### Supplied text
══════════════════════════════
DOMINANT AND RECESSIVE RETINAL DEGENERATIONS

Retinal diseases may have multifactorial causes. Inherited retinal degenerations may be sporadic, dominant, recessive, X-linked, or maternal (mitochondrial). In addition, they differ in onset, function of the gene product, pattern and level of gene expression, region of the retina affected, primary and secondary cells involved, and clinical manifestations. Ideally, it would be beneficial to develop a therapy that would permanently correct the defect at the genomic level. To date, researchers have largely focused on a gene replacement approach for recessive mutations and a gene inactivation approach for dominant mutations (14).

Recessively inherited retinal degenerations represent a group of retinal abnormalities whose phenotype is due to the lack of function of a gene; in other words, they are characterized by the inability to produce a functional gene product. The absence of the normal gene product, such as a structural protein of the outer segment or an enzyme in the phototransduction cascade, results in expression of the mutant phenotype. The principle of gene therapy in recessive degeneration is to “cure” the disease by replacing the missing gene with a wild-type copy in each photoreceptor. The goal of photoreceptor rescue requires efficient transduction of most of the photoreceptor cells because, in theory, any cell expressing a wild-type gene will survive. Ali et al. (17) reported the first successful rescue in rds null mice. These animals fail to form outer segments, develop an early loss of retinal function, and their degeneration is characterized by progressive photoreceptor cell death. Following adeno-associated vector delivery of peripherin/RDS, functional and morphologic studies revealed that there was outer segment restoration and proper disc formation. Somatic therapies aimed at enhancing survival using growth factors, and antiapoptosis genes have also been shown to improve photoreceptor cell survival in recessive degenerations but are not curative.

On the other hand, autosomal dominant retinal degenerations are characterized by the production of abnormal protein in photoreceptor cells. The abnormal, mutant form of the protein is, in some way, toxic to the retina and causes progressive retinal degeneration, with the final common pathway being apoptotic cell death. For this reason, gene therapy for dominant disease is focused on inhibiting the translation of the mutant protein, for example, by direct cleavage of the mutant messenger RNA (mRNA) transcript.
══════════════════════════════
### Provided information
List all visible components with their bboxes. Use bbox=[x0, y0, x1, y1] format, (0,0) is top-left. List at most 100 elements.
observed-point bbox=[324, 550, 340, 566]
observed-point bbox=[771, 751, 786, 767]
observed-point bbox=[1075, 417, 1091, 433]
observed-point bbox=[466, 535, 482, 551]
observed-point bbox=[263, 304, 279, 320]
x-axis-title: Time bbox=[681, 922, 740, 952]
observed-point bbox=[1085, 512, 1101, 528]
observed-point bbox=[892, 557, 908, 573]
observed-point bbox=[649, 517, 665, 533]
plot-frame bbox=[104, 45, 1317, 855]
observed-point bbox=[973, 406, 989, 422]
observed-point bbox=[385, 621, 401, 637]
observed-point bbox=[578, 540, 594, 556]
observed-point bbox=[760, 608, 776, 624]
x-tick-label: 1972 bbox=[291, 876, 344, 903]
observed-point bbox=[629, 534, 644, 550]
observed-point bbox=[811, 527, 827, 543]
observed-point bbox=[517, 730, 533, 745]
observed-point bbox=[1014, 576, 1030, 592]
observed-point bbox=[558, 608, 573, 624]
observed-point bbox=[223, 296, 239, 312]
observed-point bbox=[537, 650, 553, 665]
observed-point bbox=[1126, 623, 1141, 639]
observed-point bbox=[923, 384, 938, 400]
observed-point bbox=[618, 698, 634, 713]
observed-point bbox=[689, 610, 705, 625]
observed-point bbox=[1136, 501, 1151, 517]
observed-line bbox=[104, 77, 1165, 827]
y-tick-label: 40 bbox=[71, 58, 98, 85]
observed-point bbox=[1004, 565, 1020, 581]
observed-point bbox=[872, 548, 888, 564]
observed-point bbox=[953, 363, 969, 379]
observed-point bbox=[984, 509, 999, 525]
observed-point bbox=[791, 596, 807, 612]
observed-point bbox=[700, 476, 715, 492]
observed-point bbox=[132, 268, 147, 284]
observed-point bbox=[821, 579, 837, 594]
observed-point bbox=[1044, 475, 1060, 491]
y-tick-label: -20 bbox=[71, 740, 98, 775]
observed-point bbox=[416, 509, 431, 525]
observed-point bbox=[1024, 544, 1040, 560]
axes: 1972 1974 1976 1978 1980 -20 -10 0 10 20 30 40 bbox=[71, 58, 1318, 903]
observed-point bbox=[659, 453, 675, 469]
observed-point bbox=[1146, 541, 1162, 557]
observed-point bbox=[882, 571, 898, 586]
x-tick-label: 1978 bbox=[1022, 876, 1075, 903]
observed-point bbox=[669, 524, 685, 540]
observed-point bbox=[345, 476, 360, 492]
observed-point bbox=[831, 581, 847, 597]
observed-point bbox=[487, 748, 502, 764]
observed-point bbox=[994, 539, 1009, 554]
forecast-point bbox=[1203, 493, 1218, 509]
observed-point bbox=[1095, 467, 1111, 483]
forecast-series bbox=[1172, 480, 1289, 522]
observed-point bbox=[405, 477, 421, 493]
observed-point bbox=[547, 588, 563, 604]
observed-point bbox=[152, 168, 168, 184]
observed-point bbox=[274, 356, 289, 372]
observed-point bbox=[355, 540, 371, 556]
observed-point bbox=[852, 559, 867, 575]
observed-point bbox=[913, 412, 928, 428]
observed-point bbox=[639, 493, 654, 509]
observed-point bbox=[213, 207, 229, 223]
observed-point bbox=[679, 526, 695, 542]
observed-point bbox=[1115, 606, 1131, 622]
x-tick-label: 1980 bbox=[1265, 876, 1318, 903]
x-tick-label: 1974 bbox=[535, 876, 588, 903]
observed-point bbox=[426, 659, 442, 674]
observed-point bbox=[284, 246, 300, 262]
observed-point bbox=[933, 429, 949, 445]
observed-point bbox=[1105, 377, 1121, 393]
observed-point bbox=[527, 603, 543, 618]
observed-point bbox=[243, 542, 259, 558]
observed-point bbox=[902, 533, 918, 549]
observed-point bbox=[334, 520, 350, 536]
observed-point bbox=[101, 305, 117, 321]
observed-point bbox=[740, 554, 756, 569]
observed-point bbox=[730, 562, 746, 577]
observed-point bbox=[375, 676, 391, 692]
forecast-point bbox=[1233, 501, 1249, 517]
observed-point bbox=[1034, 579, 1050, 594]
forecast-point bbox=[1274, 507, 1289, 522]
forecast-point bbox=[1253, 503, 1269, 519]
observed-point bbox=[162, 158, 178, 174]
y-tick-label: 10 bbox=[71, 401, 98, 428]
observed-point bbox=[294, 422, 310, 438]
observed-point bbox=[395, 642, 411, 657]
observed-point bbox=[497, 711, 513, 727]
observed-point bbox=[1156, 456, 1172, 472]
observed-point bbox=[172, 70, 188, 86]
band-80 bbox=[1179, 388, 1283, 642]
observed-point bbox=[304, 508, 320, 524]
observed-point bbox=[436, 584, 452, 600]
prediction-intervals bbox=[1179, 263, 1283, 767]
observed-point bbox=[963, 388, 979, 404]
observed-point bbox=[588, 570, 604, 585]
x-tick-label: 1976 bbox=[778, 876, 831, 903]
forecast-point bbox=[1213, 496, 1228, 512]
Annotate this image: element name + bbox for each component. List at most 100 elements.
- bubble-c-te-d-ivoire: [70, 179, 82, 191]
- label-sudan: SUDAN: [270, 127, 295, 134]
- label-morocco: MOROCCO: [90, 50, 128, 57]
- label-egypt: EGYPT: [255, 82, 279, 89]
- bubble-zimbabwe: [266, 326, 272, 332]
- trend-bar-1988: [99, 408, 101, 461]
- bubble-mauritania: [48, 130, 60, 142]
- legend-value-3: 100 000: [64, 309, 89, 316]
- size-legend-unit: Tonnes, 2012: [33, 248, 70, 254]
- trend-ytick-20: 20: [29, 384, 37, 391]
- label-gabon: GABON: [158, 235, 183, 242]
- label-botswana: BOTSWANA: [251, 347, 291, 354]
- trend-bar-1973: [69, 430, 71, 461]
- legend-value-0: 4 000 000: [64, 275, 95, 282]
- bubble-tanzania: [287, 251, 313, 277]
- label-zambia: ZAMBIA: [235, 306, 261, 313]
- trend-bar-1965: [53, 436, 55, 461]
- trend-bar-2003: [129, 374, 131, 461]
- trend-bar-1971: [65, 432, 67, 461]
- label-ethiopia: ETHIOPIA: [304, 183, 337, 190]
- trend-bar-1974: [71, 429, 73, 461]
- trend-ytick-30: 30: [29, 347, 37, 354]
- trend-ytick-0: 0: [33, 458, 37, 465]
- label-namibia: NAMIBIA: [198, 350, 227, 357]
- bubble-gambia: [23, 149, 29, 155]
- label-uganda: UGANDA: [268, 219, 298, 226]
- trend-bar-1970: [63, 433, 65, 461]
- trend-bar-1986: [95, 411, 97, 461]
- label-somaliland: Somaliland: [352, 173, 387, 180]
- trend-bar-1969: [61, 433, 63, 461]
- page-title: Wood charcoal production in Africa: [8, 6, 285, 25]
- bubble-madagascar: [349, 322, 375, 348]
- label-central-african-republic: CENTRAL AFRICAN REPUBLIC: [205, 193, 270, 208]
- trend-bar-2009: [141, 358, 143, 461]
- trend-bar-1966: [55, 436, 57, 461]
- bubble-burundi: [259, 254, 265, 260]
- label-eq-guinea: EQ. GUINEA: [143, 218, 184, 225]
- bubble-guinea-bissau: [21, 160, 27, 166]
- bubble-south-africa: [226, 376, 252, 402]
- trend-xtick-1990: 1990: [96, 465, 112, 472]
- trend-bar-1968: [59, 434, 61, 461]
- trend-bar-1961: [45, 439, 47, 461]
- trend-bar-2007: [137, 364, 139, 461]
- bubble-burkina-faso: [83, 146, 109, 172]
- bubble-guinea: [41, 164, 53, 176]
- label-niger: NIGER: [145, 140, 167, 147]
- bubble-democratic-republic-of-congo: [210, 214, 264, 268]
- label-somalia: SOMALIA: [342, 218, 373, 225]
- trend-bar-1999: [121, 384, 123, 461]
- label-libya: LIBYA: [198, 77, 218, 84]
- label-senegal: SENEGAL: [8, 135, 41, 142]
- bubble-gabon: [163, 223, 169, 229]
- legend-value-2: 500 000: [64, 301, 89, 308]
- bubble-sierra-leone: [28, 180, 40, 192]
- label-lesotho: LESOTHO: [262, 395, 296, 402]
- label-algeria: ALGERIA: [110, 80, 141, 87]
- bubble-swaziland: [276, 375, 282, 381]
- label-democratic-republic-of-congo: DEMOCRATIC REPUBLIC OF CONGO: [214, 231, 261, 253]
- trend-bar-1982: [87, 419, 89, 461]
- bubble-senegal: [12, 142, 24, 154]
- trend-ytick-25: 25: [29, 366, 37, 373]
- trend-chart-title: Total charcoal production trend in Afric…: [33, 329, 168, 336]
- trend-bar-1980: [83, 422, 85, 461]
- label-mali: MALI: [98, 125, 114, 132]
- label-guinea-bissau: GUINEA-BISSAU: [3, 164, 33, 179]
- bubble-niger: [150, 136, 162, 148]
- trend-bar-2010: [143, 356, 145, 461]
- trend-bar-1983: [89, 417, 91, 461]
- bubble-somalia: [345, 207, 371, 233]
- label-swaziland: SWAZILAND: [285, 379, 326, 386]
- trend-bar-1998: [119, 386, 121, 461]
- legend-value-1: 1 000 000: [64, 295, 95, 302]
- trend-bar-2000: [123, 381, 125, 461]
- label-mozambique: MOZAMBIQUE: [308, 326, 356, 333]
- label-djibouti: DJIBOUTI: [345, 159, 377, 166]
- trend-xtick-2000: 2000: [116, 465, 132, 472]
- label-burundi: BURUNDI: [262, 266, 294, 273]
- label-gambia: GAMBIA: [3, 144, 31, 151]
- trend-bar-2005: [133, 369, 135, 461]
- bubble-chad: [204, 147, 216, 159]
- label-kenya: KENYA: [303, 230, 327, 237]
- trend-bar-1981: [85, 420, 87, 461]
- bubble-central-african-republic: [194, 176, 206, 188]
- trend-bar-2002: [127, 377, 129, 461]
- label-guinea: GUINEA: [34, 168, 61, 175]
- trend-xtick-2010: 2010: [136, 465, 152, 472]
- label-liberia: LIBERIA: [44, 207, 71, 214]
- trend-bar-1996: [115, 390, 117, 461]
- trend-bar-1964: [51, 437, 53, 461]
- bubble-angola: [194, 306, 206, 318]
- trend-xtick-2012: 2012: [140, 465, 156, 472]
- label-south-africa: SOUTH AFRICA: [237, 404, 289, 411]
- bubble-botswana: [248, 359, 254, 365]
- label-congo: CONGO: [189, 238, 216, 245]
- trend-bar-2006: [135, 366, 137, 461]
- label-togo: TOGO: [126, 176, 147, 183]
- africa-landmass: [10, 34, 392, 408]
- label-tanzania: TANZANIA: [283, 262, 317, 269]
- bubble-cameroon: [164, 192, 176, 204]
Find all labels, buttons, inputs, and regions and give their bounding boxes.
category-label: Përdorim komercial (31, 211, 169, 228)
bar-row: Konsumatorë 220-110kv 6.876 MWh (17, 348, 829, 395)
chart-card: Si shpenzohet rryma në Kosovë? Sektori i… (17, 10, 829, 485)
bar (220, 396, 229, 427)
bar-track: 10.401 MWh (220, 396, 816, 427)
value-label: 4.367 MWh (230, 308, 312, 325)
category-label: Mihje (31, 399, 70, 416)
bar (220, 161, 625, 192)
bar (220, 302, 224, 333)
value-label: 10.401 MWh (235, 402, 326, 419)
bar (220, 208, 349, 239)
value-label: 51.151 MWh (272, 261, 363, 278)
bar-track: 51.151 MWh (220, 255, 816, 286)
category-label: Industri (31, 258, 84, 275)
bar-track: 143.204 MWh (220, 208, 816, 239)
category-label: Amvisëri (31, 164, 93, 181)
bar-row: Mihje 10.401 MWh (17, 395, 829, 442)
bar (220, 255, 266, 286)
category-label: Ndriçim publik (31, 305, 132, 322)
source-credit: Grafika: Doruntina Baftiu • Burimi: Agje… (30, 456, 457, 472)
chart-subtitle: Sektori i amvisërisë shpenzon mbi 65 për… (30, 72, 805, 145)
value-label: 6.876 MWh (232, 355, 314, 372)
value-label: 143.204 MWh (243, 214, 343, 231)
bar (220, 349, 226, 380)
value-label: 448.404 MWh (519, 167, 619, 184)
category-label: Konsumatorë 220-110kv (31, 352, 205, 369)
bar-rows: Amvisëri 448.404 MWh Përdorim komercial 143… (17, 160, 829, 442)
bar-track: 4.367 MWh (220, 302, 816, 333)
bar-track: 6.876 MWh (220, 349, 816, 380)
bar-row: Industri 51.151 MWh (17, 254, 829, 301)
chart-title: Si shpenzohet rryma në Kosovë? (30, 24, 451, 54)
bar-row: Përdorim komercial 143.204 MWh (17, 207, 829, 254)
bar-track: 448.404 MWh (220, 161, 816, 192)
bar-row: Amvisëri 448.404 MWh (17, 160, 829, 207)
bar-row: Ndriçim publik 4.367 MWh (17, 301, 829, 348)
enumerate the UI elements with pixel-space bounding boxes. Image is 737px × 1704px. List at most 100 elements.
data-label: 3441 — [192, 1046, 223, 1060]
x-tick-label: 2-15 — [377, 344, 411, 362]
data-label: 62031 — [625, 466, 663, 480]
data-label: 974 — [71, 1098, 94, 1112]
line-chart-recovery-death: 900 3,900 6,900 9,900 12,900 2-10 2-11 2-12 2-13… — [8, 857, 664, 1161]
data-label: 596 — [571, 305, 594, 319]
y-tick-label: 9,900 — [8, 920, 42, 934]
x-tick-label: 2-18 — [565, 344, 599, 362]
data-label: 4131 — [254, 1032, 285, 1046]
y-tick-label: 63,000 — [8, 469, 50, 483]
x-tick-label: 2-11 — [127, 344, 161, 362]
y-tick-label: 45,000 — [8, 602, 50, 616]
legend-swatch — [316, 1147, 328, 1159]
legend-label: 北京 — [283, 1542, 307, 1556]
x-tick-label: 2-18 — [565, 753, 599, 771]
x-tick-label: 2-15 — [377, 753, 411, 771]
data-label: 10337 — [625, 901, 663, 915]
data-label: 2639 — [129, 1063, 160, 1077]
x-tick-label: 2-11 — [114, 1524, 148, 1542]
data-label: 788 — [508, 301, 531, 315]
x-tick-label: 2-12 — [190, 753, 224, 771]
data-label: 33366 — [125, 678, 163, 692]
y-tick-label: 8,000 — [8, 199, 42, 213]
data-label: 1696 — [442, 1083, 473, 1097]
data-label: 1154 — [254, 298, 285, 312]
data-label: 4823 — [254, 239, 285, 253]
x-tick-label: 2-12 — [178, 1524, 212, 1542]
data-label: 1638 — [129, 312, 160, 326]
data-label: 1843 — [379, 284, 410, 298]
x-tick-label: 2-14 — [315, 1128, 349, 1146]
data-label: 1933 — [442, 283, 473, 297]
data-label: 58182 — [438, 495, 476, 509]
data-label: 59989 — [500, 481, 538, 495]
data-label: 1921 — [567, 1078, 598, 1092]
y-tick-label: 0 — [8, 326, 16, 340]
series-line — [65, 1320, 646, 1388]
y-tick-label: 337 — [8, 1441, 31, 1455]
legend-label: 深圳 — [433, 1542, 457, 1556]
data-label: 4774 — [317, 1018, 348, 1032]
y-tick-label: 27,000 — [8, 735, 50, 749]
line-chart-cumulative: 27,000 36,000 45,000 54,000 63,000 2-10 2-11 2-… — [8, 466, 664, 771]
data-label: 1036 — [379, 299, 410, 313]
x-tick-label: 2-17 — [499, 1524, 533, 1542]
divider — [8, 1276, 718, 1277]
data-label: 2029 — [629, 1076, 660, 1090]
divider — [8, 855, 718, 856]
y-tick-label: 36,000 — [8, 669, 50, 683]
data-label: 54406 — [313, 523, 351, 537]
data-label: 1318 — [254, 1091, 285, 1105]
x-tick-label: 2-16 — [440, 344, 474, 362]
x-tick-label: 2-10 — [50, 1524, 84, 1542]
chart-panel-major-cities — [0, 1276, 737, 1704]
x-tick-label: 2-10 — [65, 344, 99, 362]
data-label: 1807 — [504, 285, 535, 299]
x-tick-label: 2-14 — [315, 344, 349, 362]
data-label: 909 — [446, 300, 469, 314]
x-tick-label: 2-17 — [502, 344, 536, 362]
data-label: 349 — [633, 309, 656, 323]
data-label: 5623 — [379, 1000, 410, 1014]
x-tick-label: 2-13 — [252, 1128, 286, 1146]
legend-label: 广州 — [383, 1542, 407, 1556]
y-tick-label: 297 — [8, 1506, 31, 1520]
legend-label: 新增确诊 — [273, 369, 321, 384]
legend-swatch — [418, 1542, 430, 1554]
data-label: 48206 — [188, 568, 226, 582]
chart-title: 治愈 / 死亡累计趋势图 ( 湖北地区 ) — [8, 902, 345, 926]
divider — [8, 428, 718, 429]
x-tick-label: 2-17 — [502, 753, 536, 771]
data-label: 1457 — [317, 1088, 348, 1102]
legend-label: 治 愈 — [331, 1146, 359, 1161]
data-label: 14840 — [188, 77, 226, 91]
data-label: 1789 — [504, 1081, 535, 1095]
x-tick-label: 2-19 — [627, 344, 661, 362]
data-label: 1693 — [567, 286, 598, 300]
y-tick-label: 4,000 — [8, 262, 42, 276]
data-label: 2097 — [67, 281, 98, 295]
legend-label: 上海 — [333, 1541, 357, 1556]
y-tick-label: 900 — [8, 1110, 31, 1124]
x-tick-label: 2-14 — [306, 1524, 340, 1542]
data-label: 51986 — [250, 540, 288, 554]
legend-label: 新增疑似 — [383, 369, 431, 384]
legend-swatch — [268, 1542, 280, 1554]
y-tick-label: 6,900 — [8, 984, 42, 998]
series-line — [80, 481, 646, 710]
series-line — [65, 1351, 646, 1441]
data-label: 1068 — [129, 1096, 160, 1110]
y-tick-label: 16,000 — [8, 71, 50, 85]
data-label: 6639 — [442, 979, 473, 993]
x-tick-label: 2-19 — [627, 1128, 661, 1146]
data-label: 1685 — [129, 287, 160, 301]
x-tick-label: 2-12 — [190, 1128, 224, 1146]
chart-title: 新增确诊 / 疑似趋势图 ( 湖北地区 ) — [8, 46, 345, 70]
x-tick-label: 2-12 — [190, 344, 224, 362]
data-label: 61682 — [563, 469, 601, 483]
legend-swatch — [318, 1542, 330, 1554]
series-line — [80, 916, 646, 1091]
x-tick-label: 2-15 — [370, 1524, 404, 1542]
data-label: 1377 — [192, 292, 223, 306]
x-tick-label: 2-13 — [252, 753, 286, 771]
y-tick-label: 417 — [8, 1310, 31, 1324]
══════════════════════════════
### Activity A
According to the text on retinal degenerations, in which animals did Ali et al. report the first successful rescue?
### Activity B
Extract from the text on retinal degenerations the part that opens with the words containing "DOMINANT AND RECESSIVE" and closes with "dominant mutations (14).", copying it without any change.

### Written reply A
In rds null mice.

### Written reply B
DOMINANT AND RECESSIVE RETINAL DEGENERATIONS

Retinal diseases may have multifactorial causes. Inherited retinal degenerations may be sporadic, dominant, recessive, X-linked, or maternal (mitochondrial). In addition, they differ in onset, function of the gene product, pattern and level of gene expression, region of the retina affected, primary and secondary cells involved, and clinical manifestations. Ideally, it would be beneficial to develop a therapy that would permanently correct the defect at the genomic level. To date, researchers have largely focused on a gene replacement approach for recessive mutations and a gene inactivation approach for dominant mutations (14).